## Do this
Track down every line below that holds "document" and copy it.
════════════════
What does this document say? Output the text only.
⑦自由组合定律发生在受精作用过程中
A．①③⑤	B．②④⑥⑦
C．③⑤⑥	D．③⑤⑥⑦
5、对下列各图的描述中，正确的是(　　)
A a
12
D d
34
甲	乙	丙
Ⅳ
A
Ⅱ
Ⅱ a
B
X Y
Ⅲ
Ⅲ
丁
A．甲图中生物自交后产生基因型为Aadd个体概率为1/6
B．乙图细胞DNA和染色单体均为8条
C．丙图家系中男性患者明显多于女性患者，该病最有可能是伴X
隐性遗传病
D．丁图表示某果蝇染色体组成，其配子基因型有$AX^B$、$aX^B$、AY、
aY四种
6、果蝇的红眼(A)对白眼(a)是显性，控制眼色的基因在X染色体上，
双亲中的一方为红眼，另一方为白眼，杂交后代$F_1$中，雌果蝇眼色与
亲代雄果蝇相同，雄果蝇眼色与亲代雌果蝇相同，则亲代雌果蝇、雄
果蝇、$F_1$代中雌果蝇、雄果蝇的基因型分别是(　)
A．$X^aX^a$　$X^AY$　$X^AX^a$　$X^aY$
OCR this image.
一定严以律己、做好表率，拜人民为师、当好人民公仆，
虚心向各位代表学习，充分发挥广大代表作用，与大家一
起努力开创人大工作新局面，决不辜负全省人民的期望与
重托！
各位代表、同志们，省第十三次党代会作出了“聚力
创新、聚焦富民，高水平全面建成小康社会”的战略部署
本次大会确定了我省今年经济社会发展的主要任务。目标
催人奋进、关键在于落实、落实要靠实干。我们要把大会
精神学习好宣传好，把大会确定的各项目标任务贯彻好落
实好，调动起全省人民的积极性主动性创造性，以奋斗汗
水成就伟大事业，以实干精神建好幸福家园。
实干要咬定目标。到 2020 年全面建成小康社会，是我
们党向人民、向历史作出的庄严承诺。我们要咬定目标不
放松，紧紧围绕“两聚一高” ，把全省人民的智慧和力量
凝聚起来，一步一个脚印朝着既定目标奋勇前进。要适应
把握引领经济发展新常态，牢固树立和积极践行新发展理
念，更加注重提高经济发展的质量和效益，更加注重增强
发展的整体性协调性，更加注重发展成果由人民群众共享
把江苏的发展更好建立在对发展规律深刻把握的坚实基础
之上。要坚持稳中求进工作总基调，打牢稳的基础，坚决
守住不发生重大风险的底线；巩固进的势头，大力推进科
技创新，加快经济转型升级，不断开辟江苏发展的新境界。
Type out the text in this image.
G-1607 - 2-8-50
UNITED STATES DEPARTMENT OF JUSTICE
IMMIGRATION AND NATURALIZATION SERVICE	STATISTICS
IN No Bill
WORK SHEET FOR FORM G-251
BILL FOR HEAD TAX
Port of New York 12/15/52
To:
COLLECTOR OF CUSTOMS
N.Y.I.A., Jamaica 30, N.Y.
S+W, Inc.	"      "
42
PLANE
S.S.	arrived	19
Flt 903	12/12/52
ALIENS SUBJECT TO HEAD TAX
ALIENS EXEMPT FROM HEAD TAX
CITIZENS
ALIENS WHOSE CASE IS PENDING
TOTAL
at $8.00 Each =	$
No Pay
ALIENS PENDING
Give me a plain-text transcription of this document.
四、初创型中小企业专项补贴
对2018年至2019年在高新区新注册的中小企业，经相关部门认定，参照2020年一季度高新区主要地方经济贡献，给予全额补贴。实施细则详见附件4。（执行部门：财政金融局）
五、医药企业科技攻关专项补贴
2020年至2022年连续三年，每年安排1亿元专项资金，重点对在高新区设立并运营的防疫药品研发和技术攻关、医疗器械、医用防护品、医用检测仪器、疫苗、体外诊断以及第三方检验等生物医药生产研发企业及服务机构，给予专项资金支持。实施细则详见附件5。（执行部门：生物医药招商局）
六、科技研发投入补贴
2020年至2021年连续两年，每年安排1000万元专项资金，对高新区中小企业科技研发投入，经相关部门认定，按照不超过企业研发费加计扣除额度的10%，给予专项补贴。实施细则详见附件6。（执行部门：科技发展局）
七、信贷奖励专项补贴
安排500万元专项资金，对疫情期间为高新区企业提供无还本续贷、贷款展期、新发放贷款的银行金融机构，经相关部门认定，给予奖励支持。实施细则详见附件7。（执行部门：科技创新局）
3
════════════════
## Exercise response
What does this document say? Output the text only.
Give me a plain-text transcription of this document.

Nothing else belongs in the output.